(Records that describe figures)
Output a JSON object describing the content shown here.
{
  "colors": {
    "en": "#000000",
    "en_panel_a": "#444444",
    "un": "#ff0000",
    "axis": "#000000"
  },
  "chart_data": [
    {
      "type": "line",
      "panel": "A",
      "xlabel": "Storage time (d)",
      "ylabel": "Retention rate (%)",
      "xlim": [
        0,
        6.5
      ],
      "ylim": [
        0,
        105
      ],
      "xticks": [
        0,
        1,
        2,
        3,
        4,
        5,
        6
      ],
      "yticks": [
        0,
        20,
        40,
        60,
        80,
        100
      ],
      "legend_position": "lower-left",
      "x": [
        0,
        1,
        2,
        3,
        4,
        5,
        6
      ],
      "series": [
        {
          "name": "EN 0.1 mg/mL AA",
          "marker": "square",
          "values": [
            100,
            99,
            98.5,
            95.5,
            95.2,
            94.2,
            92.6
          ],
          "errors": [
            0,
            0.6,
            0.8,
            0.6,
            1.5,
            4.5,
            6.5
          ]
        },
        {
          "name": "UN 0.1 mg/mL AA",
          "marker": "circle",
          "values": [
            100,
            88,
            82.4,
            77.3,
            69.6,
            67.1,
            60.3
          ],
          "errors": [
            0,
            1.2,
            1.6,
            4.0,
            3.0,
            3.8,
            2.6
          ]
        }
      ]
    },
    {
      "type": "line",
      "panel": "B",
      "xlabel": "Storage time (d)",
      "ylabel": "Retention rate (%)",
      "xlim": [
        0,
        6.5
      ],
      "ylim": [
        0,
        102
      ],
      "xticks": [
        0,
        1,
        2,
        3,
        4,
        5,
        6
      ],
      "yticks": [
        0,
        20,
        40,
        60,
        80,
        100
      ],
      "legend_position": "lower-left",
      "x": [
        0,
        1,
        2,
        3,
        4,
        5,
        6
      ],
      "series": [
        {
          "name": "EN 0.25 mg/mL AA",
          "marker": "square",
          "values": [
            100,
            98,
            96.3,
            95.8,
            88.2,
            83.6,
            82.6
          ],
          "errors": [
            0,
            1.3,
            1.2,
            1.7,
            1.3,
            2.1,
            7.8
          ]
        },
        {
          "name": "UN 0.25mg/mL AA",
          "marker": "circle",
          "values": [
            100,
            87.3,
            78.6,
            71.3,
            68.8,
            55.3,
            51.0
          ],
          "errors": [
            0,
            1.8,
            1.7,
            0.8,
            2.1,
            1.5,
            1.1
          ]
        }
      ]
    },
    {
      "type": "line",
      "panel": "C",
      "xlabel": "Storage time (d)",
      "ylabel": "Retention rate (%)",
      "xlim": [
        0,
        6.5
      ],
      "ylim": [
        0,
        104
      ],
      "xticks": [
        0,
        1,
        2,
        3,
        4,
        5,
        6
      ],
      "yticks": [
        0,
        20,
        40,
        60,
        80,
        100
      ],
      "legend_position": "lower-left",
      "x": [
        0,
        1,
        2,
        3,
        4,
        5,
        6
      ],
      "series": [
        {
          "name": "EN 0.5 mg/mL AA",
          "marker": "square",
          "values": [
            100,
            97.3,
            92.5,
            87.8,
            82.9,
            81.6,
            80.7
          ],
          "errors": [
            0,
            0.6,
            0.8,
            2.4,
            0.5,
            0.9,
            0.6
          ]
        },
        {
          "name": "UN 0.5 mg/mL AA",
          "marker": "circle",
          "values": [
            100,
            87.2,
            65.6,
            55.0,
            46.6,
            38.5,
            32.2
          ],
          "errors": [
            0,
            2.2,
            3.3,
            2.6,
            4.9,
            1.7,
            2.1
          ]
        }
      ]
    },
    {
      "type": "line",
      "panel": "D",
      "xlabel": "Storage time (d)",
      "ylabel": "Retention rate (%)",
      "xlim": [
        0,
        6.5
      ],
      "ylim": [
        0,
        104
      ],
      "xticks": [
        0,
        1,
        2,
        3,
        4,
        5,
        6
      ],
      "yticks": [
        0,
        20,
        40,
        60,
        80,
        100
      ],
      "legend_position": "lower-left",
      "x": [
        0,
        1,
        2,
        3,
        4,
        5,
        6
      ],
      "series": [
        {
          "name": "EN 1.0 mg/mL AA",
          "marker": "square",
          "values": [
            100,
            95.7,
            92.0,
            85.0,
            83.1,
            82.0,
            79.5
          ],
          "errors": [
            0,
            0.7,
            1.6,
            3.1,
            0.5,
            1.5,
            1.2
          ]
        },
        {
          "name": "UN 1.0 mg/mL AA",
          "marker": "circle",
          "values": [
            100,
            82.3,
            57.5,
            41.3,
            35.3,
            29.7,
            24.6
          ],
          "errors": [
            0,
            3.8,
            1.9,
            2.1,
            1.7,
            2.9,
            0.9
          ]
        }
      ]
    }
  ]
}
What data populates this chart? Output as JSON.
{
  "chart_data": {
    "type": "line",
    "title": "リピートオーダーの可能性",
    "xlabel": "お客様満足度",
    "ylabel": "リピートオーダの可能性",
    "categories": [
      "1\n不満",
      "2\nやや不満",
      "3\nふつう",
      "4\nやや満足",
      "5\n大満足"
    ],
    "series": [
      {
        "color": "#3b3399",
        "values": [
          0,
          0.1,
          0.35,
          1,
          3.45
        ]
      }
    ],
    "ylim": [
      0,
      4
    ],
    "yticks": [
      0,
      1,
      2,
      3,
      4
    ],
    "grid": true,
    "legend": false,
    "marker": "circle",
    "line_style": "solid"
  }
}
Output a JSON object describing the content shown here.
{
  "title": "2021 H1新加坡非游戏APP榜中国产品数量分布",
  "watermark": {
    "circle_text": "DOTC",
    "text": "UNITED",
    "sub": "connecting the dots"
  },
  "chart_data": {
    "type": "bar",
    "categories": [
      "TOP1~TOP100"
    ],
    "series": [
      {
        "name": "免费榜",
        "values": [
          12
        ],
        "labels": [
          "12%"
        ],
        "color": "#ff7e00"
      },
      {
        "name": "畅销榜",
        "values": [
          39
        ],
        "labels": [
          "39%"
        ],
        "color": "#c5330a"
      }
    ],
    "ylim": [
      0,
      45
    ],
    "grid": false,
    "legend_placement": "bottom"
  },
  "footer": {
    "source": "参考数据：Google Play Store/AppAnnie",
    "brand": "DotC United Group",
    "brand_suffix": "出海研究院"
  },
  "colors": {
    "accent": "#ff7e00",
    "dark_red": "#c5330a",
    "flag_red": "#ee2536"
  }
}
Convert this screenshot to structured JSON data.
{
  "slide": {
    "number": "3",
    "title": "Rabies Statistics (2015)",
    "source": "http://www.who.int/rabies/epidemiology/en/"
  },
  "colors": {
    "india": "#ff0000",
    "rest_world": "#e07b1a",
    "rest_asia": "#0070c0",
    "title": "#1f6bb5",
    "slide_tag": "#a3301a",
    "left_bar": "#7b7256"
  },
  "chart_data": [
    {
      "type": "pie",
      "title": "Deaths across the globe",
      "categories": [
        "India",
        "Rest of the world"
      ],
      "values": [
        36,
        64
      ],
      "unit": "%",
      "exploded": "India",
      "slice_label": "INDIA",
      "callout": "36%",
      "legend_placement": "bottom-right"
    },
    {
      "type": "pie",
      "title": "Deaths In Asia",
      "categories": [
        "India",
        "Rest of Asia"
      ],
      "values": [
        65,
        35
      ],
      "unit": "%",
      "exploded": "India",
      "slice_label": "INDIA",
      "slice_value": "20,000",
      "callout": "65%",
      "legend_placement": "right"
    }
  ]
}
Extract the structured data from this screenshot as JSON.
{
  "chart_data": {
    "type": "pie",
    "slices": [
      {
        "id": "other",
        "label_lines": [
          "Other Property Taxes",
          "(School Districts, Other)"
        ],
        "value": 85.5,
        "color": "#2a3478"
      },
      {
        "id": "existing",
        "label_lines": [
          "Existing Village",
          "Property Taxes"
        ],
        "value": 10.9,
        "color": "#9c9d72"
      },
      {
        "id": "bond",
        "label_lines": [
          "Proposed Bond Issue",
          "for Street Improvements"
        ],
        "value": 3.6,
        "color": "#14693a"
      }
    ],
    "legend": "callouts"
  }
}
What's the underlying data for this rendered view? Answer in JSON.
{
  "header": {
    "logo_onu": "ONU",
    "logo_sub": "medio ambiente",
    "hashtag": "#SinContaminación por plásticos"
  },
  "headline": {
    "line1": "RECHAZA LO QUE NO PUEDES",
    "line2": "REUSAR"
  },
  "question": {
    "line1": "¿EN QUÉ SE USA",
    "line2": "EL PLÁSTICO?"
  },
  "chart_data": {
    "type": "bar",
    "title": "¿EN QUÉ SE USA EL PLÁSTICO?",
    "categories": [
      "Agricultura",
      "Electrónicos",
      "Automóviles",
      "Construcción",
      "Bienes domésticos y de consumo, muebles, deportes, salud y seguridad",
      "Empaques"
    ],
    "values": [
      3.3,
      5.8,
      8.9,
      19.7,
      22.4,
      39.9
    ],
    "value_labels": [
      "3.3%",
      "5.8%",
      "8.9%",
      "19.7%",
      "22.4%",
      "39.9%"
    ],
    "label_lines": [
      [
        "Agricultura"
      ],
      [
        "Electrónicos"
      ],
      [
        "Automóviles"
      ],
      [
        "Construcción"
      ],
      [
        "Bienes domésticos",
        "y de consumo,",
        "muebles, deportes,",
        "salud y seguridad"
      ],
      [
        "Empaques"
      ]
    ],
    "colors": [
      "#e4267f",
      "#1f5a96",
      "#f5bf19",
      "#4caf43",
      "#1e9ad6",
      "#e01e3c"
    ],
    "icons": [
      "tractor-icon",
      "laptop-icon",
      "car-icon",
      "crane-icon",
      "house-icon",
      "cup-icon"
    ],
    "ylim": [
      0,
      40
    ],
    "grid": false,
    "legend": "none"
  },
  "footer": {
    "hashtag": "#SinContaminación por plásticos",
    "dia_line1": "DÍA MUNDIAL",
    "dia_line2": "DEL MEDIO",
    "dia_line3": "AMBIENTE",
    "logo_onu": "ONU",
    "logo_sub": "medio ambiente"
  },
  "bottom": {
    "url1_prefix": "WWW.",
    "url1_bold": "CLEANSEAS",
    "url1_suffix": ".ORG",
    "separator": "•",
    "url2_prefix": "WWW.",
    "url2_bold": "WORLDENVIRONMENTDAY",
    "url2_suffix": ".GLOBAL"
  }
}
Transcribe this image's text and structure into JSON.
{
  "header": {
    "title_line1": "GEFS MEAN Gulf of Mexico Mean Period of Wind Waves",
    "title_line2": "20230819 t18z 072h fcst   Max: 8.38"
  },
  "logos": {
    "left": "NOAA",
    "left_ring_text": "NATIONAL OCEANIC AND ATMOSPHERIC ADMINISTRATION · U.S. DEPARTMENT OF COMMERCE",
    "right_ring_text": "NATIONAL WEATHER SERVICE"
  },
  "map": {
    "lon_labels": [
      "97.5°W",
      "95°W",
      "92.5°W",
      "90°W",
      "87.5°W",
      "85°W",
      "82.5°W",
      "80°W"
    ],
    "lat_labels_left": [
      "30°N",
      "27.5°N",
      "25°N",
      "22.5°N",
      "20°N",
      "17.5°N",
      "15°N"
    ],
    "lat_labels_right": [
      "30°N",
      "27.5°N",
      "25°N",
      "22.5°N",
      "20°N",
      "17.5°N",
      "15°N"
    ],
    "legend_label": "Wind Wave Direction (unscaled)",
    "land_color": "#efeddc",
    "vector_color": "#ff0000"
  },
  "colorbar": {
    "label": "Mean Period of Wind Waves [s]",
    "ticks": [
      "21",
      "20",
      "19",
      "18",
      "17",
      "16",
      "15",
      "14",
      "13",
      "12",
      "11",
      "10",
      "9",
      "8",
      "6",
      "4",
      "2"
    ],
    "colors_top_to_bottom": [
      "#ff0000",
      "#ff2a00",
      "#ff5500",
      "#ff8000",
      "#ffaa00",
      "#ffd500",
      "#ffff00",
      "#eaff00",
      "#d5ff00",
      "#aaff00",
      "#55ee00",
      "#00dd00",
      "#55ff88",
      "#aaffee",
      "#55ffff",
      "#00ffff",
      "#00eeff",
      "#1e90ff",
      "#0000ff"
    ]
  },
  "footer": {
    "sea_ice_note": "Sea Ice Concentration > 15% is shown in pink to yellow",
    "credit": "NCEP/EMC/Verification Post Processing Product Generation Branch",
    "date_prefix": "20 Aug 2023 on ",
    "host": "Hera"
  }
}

• _What you will do_
Gather each line of the listing containing the word "JSON" and show it.

• _Exercise answer_
Output a JSON object describing the content shown here.
What data populates this chart? Output as JSON.
Output a JSON object describing the content shown here.
Convert this screenshot to structured JSON data.
Extract the structured data from this screenshot as JSON.
What's the underlying data for this rendered view? Answer in JSON.
Transcribe this image's text and structure into JSON.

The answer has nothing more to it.